Problem details:
The answer must consist of each line below that contains the word "Romanes", copied in full.

Material to process:
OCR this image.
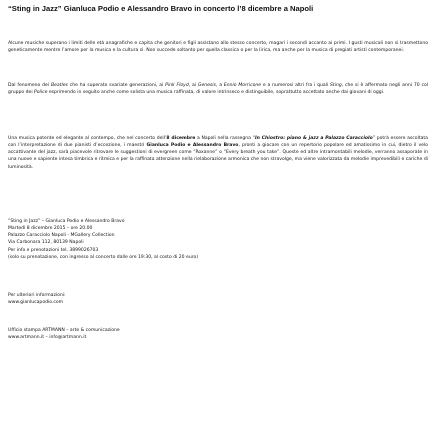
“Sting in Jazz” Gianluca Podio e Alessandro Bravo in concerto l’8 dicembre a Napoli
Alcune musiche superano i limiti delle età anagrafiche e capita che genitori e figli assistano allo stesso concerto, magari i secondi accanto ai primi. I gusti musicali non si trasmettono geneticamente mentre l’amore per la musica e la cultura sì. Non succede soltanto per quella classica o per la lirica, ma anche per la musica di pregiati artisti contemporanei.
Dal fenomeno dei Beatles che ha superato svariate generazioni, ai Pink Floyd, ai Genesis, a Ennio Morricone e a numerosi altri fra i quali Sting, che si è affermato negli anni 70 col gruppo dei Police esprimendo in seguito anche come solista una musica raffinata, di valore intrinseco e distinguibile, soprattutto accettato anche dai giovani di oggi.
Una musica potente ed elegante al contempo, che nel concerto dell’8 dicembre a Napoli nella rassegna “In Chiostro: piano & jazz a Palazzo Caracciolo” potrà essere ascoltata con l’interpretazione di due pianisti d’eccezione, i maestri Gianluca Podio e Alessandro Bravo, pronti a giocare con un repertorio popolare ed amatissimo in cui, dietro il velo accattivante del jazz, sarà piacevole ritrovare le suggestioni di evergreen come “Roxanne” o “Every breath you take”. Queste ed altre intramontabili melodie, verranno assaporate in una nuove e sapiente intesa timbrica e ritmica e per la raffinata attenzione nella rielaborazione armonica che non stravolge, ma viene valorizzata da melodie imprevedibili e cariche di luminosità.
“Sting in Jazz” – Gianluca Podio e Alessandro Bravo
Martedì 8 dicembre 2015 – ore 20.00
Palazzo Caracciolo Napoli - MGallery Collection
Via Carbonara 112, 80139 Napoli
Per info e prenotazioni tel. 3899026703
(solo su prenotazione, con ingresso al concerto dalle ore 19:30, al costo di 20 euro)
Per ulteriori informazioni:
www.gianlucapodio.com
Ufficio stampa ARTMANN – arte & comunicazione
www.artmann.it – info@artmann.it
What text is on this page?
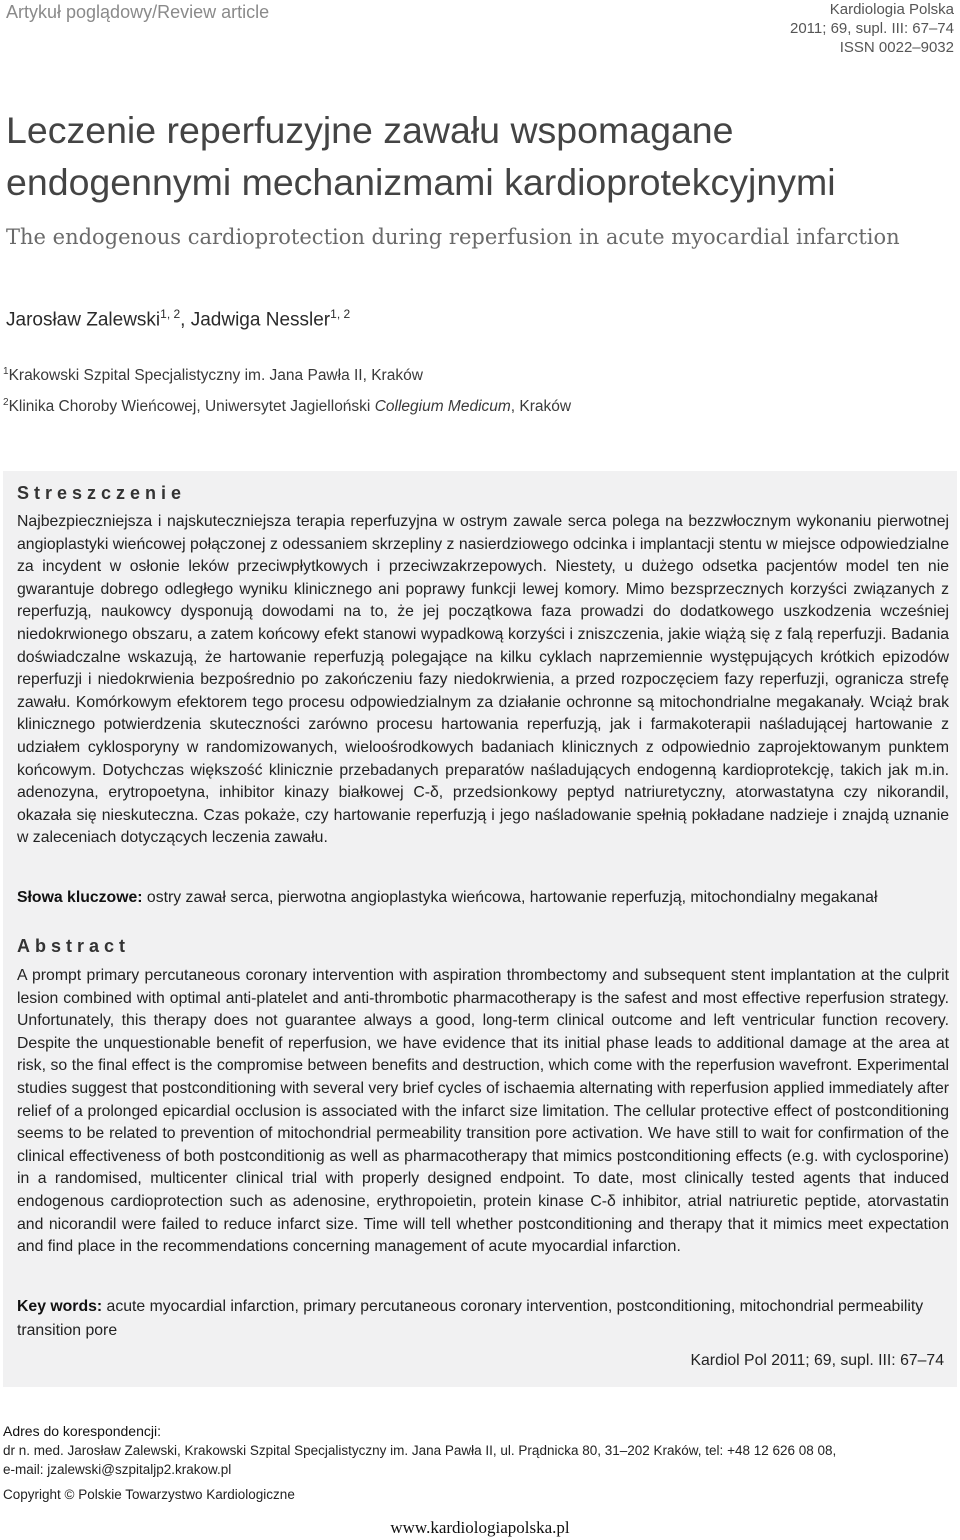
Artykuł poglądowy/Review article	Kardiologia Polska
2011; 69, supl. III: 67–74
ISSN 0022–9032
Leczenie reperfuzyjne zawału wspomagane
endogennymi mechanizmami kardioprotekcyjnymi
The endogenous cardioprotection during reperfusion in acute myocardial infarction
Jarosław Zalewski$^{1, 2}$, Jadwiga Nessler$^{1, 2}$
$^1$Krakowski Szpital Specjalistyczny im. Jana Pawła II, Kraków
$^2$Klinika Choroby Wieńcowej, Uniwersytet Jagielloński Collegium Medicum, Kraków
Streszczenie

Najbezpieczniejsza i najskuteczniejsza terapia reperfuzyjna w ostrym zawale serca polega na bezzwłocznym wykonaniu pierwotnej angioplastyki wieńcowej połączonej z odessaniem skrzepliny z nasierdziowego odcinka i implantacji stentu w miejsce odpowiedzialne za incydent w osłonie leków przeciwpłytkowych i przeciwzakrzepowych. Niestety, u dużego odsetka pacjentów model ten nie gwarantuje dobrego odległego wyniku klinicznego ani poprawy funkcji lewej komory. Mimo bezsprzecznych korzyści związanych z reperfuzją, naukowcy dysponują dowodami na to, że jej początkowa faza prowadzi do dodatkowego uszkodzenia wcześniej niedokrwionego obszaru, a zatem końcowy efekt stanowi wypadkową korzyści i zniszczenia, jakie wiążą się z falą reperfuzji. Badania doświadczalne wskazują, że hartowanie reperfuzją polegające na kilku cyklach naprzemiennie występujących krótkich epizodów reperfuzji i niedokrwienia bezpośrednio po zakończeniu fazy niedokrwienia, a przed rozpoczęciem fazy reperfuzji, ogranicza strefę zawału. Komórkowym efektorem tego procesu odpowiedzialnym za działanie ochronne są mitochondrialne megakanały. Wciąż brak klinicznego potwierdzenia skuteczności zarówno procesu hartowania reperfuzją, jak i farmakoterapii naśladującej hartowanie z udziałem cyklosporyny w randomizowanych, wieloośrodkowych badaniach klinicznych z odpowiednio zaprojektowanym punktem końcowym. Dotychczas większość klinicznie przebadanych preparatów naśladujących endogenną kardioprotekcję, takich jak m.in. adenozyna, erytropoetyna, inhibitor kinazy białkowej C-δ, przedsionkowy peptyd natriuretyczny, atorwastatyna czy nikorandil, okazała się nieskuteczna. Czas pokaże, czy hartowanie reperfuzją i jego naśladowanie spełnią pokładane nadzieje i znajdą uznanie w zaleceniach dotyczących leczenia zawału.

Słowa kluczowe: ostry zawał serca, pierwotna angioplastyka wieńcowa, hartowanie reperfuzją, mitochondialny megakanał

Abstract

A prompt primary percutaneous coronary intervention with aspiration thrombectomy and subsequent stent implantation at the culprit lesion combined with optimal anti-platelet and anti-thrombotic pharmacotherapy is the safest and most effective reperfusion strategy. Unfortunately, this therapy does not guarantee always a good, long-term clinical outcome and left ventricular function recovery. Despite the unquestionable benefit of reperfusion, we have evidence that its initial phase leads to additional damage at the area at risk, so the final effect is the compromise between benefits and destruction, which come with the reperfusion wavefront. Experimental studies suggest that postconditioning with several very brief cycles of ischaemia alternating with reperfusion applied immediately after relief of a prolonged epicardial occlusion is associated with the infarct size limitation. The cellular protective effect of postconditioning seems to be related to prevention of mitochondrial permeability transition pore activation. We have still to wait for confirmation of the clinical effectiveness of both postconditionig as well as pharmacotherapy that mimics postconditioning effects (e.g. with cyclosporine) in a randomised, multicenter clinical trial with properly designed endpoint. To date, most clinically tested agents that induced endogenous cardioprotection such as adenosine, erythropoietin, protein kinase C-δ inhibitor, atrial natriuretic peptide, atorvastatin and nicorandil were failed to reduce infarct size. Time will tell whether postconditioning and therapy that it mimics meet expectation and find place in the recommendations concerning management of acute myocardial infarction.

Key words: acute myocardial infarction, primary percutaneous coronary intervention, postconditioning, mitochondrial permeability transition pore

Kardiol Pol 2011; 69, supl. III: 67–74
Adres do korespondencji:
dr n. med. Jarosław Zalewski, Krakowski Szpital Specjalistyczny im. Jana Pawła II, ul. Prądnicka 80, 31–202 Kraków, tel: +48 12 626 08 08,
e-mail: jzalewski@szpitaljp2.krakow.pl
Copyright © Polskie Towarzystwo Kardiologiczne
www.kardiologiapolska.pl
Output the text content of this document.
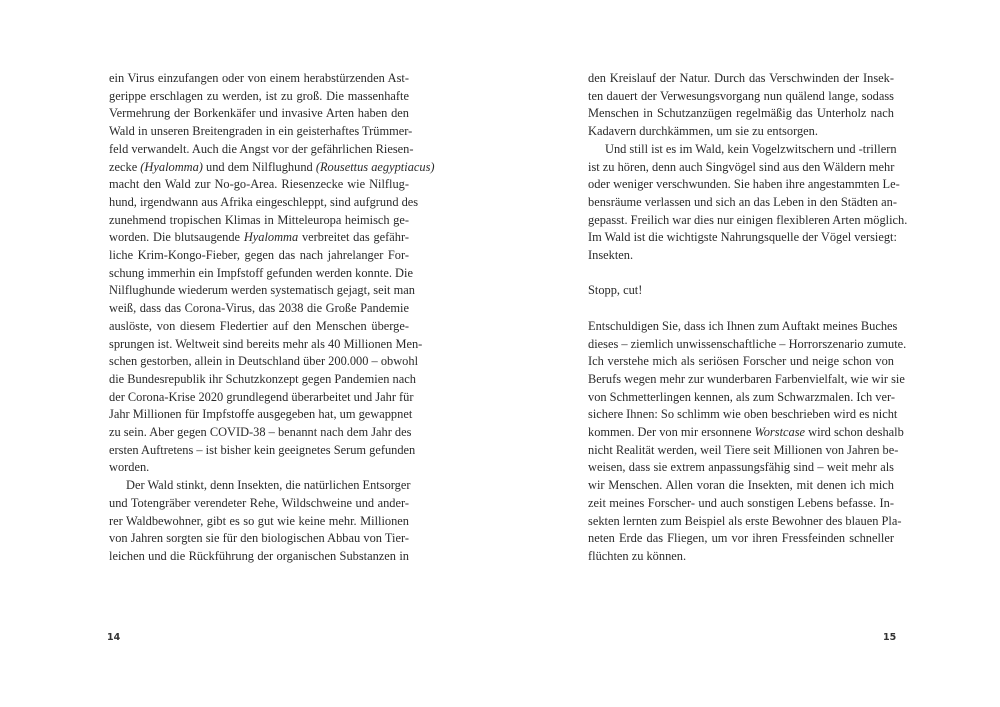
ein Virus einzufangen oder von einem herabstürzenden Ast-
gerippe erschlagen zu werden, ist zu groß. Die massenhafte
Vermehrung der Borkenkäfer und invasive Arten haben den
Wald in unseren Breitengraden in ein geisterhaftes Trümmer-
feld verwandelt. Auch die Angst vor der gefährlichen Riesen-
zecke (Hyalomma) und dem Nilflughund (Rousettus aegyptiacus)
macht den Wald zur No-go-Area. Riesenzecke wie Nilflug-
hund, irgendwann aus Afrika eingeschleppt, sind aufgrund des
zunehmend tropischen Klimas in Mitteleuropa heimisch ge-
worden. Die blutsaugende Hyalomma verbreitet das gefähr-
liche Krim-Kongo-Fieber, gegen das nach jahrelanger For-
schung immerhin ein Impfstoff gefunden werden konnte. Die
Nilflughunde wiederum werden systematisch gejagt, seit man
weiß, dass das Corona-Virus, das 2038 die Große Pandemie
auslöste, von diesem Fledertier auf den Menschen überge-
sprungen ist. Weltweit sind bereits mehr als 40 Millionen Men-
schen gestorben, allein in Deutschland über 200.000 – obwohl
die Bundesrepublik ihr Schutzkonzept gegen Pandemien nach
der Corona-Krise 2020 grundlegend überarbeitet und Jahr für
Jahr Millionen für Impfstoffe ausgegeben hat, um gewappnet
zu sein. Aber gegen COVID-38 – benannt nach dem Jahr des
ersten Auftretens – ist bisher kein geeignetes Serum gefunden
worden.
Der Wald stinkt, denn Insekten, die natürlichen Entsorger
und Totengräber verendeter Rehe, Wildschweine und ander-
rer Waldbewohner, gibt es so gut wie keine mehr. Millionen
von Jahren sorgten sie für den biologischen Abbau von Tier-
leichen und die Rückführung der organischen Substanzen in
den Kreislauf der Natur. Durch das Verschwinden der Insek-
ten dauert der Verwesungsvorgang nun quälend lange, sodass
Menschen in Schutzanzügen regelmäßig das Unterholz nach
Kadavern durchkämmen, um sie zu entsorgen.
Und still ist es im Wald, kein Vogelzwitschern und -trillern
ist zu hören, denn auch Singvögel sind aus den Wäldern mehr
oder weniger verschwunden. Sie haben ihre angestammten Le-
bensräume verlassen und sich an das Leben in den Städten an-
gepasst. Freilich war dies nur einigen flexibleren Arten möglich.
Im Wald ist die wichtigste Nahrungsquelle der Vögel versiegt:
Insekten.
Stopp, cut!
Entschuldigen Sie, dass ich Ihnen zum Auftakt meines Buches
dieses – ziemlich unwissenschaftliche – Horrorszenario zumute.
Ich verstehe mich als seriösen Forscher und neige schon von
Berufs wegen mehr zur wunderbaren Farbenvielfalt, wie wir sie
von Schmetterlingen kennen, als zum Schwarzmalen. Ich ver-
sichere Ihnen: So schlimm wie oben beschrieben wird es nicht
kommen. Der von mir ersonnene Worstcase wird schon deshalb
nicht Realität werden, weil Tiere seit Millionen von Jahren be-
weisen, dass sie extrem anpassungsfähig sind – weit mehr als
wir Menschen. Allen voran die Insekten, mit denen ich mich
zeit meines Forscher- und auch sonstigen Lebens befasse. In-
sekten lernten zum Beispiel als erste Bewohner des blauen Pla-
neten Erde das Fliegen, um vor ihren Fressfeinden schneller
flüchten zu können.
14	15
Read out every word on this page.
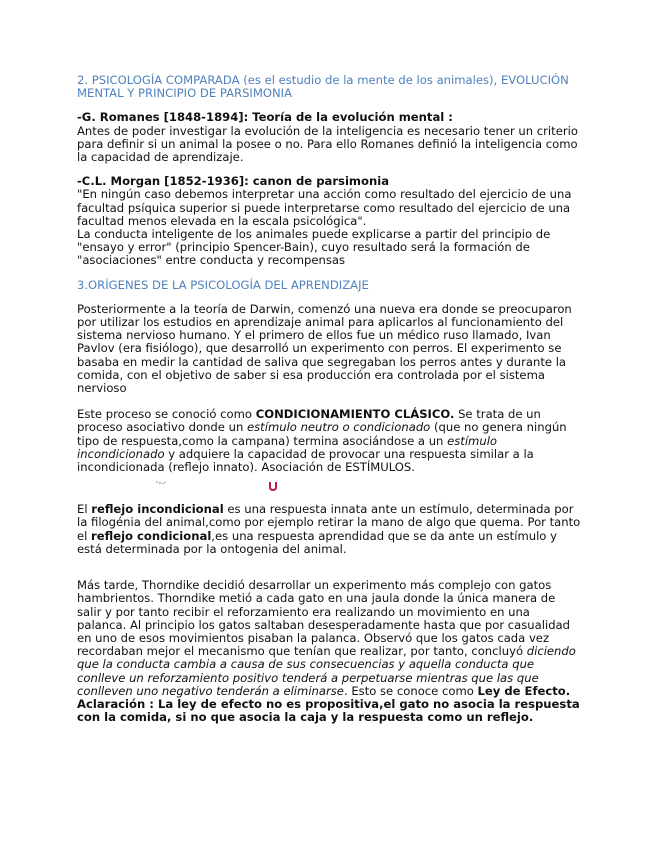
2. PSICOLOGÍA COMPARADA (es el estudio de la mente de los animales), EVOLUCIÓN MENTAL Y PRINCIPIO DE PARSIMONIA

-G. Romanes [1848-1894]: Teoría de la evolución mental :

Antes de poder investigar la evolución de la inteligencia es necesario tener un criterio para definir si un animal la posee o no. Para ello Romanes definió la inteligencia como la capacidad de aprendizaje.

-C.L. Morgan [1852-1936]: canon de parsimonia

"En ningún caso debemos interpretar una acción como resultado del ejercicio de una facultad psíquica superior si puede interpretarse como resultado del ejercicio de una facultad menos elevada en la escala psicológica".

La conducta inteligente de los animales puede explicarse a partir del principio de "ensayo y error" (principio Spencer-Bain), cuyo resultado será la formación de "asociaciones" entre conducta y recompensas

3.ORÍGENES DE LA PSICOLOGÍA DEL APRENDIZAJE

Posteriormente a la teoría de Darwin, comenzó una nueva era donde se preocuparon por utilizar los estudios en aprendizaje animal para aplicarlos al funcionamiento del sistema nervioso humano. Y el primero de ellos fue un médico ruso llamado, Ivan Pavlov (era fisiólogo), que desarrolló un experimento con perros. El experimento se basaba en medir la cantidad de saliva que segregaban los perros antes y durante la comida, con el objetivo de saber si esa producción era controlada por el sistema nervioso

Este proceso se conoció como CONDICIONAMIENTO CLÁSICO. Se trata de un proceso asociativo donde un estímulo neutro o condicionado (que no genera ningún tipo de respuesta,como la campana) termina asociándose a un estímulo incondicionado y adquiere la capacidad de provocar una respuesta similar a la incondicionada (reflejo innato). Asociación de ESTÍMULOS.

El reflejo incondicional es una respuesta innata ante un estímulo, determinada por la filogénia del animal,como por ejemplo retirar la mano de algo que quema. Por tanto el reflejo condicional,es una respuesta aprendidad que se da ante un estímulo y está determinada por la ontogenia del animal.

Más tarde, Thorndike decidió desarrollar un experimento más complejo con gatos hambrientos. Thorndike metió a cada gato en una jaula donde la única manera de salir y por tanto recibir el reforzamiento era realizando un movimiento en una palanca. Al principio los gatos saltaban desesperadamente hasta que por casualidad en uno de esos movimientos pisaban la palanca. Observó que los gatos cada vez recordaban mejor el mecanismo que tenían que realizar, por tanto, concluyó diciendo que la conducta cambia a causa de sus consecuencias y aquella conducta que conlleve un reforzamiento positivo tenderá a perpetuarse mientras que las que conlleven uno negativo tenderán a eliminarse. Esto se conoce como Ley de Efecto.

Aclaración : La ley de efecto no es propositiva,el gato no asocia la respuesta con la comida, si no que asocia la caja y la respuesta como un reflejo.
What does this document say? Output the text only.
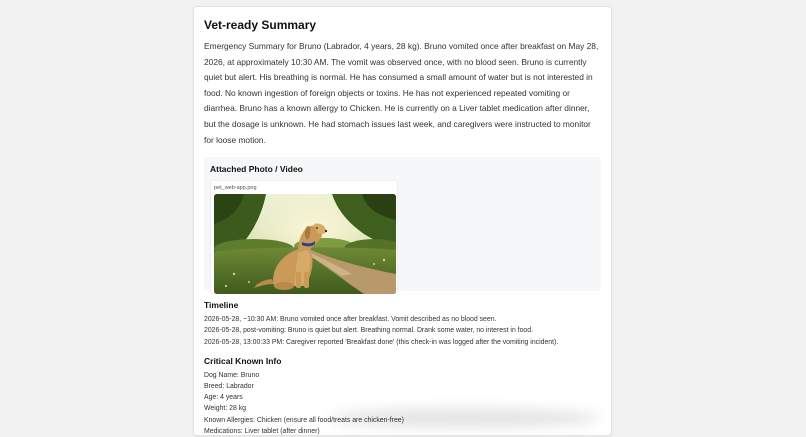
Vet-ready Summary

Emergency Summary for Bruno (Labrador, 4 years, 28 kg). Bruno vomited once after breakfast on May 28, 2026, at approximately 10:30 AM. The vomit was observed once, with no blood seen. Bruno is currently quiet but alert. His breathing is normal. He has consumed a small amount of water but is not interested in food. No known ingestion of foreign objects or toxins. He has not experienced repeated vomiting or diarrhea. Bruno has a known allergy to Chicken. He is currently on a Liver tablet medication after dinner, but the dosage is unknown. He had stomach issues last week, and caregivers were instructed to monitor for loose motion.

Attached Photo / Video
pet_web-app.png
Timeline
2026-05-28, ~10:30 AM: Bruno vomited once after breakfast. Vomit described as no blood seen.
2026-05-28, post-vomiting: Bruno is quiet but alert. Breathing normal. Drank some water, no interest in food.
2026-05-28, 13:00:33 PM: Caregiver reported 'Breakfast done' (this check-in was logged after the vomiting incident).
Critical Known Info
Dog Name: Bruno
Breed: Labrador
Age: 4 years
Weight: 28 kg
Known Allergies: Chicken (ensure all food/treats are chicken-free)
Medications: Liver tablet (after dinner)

Solution for this problem:
-G. Romanes [1848-1894]: Teoría de la evolución mental :
Antes de poder investigar la evolución de la inteligencia es necesario tener un criterio para definir si un animal la posee o no. Para ello Romanes definió la inteligencia como la capacidad de aprendizaje.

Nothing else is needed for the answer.